Stored records
-- start --

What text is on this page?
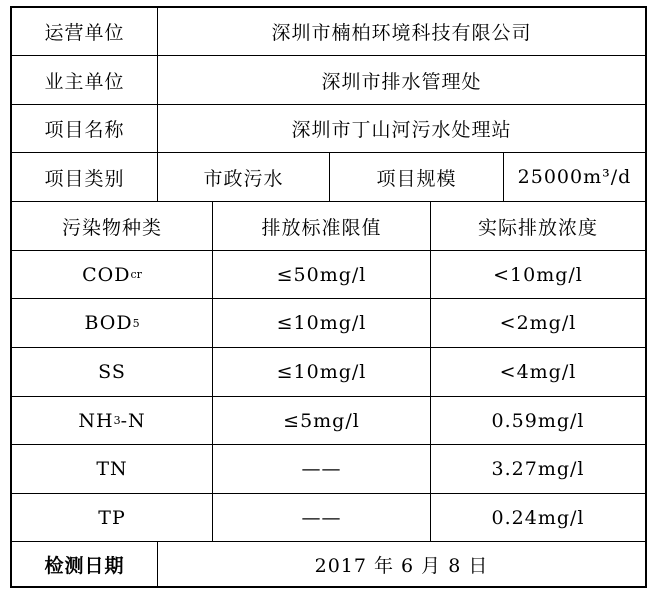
运营单位	深圳市楠柏环境科技有限公司
业主单位	深圳市排水管理处
项目名称	深圳市丁山河污水处理站
项目类别	市政污水	项目规模	25000m³/d
污染物种类	排放标准限值	实际排放浓度
COD cr	≤50mg/l	<10mg/l
BOD 5	≤10mg/l	<2mg/l
SS	≤10mg/l	<4mg/l
NH 3 -N	≤5mg/l	0.59mg/l
TN	——	3.27mg/l
TP	——	0.24mg/l
检测日期	2017 年 6 月 8 日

-- end --

• Exercise details
Transcribe the material exactly, and leave out whatever pictures it holds.

• Worked solution
What text is on this page?
运营单位	深圳市楠柏环境科技有限公司
业主单位	深圳市排水管理处
项目名称	深圳市丁山河污水处理站
项目类别	市政污水	项目规模	25000m³/d
污染物种类	排放标准限值	实际排放浓度
COD cr	≤50mg/l	<10mg/l
BOD 5	≤10mg/l	<2mg/l
SS	≤10mg/l	<4mg/l
NH 3 -N	≤5mg/l	0.59mg/l
TN	——	3.27mg/l
TP	——	0.24mg/l
检测日期	2017 年 6 月 8 日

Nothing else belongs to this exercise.